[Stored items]
——
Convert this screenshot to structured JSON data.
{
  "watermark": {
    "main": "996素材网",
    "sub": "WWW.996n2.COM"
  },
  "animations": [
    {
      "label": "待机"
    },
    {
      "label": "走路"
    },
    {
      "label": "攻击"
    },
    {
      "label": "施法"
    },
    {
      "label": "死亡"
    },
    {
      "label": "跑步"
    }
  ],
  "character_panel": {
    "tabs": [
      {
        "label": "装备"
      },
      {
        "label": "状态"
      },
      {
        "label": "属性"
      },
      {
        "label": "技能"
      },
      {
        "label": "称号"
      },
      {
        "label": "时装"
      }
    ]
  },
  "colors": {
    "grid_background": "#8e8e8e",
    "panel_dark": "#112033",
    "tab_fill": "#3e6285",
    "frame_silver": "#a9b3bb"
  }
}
——
EXERCISE AIM:
Type out the whole listing above again, exactly as it stands.

THE COMPLETED TASK:
Convert this screenshot to structured JSON data.
{
  "watermark": {
    "main": "996素材网",
    "sub": "WWW.996n2.COM"
  },
  "animations": [
    {
      "label": "待机"
    },
    {
      "label": "走路"
    },
    {
      "label": "攻击"
    },
    {
      "label": "施法"
    },
    {
      "label": "死亡"
    },
    {
      "label": "跑步"
    }
  ],
  "character_panel": {
    "tabs": [
      {
        "label": "装备"
      },
      {
        "label": "状态"
      },
      {
        "label": "属性"
      },
      {
        "label": "技能"
      },
      {
        "label": "称号"
      },
      {
        "label": "时装"
      }
    ]
  },
  "colors": {
    "grid_background": "#8e8e8e",
    "panel_dark": "#112033",
    "tab_fill": "#3e6285",
    "frame_silver": "#a9b3bb"
  }
}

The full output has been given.